What the exercise asks
From the entries below, list each line with "down".

Raw data
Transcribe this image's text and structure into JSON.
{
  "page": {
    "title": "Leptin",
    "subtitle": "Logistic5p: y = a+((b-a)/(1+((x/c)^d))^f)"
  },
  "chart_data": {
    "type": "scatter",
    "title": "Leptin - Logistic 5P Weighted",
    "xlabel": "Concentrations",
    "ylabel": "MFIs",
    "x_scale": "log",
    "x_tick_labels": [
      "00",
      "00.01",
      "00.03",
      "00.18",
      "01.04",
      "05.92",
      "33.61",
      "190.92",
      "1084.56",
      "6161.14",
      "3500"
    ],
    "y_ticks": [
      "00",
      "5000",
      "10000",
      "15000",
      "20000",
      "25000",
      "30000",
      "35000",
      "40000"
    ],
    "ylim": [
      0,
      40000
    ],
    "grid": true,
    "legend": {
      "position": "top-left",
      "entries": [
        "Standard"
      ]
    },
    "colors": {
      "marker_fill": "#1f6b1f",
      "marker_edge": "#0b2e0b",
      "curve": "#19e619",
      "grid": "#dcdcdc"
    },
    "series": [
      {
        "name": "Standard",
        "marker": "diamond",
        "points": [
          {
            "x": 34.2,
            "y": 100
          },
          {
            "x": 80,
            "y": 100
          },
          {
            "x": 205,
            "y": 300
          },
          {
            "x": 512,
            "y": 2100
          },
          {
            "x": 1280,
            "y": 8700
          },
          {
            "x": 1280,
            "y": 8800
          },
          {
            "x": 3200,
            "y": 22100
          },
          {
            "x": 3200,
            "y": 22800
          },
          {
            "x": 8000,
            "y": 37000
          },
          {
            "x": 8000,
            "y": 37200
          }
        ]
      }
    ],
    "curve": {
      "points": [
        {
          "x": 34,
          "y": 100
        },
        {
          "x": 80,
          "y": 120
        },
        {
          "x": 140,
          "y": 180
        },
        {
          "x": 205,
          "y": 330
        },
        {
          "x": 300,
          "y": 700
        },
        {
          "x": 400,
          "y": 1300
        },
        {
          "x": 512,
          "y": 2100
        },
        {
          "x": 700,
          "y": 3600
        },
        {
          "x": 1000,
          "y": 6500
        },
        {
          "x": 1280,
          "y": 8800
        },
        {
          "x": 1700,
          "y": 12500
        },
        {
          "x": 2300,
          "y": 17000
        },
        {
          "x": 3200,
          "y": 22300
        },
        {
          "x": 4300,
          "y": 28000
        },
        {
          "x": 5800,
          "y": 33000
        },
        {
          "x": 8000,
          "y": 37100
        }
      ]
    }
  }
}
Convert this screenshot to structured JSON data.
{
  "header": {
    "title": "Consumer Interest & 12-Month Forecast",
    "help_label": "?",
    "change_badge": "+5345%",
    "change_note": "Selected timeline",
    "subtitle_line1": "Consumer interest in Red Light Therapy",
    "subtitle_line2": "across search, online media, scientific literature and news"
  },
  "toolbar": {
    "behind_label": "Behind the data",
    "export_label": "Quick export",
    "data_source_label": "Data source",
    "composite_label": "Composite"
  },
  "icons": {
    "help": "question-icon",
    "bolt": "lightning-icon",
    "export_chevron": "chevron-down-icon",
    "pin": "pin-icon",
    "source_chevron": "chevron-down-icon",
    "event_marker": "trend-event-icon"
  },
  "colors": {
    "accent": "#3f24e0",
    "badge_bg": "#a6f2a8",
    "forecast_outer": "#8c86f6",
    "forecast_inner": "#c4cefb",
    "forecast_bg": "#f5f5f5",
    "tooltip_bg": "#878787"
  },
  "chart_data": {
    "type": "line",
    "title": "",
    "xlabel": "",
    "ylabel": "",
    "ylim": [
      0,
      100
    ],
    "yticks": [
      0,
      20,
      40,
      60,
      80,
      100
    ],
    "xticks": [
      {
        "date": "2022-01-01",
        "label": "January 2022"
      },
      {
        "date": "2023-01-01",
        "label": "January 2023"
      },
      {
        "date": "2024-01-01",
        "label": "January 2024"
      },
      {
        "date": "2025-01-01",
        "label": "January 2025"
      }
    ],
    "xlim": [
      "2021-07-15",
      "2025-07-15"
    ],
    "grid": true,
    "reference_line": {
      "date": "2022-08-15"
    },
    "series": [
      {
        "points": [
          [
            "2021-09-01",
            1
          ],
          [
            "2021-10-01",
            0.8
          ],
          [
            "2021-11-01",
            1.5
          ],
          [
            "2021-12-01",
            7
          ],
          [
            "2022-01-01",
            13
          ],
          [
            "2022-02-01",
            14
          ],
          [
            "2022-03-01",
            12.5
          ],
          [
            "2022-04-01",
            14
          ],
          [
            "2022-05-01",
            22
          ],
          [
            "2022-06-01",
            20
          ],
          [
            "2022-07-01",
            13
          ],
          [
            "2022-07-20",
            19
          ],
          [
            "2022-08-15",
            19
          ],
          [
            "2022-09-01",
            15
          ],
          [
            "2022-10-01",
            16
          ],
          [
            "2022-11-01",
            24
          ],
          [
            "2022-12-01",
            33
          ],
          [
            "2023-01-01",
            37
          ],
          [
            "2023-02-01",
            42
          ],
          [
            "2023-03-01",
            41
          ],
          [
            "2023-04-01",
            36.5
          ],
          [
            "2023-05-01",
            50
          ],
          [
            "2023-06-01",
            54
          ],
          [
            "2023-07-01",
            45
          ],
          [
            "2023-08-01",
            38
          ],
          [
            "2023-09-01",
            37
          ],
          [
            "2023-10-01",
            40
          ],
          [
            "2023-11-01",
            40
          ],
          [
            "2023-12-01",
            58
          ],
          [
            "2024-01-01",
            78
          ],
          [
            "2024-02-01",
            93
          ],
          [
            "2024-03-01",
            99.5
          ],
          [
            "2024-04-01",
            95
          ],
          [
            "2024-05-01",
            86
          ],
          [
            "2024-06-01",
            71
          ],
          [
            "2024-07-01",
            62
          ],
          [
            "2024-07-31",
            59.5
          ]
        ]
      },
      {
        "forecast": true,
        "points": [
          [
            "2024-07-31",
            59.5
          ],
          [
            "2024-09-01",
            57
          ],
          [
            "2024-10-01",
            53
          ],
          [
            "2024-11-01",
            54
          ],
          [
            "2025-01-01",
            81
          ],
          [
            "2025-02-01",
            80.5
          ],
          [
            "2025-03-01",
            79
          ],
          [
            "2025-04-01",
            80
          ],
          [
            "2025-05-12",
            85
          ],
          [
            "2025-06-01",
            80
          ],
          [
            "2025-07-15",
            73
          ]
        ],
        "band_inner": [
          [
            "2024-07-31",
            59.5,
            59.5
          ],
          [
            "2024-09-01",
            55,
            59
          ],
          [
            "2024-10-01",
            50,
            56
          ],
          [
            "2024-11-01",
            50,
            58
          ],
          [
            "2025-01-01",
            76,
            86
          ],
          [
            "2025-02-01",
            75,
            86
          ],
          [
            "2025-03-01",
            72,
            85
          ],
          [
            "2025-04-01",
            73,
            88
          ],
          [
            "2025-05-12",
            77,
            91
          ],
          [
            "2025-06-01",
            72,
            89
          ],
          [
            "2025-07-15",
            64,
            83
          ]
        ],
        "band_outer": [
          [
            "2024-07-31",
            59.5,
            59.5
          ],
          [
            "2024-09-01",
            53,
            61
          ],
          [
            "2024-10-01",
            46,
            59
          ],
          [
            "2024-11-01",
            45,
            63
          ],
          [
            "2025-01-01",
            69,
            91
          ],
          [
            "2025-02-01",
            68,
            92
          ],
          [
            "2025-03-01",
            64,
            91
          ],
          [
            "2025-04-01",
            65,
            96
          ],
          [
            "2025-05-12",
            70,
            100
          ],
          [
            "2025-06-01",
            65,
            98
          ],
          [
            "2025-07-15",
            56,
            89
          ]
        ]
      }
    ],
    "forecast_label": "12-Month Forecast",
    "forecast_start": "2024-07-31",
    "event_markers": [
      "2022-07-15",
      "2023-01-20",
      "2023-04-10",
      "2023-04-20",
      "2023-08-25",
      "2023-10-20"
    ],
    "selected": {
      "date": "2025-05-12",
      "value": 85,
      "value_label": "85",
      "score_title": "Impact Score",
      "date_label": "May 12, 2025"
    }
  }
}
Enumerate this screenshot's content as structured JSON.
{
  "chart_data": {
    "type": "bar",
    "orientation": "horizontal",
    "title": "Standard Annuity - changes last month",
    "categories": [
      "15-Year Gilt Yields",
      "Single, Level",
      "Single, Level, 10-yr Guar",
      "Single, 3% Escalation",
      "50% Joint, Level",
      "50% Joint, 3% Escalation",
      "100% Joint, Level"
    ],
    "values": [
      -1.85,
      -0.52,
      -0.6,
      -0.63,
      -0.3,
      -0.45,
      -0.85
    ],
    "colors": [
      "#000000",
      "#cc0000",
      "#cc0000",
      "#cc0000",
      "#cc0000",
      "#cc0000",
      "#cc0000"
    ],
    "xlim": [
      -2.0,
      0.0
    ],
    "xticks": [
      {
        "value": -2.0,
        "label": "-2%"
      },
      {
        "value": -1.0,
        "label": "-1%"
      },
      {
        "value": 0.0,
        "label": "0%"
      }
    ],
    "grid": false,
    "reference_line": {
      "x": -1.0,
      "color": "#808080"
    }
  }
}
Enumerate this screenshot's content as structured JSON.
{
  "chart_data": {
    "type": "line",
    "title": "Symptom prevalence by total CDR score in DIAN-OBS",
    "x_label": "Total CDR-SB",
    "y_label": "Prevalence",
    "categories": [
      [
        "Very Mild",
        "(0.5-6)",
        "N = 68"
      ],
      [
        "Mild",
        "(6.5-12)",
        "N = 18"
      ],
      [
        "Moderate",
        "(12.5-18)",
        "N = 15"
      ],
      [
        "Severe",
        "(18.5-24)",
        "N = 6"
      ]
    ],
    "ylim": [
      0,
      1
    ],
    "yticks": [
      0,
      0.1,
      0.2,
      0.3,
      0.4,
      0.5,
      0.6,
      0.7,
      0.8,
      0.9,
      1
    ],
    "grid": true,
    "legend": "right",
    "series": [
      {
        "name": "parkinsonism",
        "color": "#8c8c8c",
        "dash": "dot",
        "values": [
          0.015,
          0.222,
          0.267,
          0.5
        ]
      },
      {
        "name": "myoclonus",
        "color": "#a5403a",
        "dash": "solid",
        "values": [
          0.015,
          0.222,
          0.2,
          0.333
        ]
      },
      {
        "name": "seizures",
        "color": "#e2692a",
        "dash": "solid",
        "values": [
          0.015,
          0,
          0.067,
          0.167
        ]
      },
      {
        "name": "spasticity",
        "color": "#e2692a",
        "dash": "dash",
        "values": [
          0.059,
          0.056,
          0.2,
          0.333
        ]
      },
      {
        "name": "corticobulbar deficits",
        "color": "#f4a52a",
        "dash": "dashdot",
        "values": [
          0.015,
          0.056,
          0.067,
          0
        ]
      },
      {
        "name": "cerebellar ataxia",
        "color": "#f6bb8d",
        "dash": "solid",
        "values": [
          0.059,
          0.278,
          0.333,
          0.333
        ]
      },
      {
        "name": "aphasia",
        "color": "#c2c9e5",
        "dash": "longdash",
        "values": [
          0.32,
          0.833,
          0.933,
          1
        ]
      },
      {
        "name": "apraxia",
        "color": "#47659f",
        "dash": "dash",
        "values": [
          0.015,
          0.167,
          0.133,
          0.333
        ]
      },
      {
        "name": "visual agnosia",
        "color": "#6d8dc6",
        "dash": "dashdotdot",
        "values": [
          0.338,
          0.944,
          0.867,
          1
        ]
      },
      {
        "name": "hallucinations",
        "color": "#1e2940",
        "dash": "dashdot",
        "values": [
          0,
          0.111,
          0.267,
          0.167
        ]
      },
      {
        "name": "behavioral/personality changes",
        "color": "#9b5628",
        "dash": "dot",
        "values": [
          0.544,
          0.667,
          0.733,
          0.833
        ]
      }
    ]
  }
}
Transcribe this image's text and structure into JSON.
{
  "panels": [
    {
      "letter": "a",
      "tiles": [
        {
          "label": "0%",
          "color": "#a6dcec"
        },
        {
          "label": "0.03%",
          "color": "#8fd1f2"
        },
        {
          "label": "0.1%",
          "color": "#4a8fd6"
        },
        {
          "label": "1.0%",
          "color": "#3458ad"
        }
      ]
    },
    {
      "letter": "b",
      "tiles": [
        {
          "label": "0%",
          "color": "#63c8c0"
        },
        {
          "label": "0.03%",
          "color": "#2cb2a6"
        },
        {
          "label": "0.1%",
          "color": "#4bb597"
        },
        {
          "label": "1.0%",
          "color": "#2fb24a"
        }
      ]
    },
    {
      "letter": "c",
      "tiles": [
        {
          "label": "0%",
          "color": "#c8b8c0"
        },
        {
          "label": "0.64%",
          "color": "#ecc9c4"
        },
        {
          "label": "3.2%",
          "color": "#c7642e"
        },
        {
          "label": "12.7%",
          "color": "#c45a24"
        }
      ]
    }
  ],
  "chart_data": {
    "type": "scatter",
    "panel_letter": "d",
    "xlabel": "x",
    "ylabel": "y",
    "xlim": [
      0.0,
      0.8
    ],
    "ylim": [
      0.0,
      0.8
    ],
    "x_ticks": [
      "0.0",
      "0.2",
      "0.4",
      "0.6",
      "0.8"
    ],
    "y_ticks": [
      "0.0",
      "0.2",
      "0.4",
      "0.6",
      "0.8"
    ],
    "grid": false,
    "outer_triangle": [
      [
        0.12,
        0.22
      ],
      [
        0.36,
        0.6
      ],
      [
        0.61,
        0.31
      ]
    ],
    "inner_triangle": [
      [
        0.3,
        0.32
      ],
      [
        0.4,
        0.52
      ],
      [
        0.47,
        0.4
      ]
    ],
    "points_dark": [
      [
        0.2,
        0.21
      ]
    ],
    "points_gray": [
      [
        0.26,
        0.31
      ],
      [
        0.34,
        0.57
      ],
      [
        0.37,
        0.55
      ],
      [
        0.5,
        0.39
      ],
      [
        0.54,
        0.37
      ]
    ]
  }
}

Response to this task
    "export_chevron": "chevron-down-icon",
    "source_chevron": "chevron-down-icon",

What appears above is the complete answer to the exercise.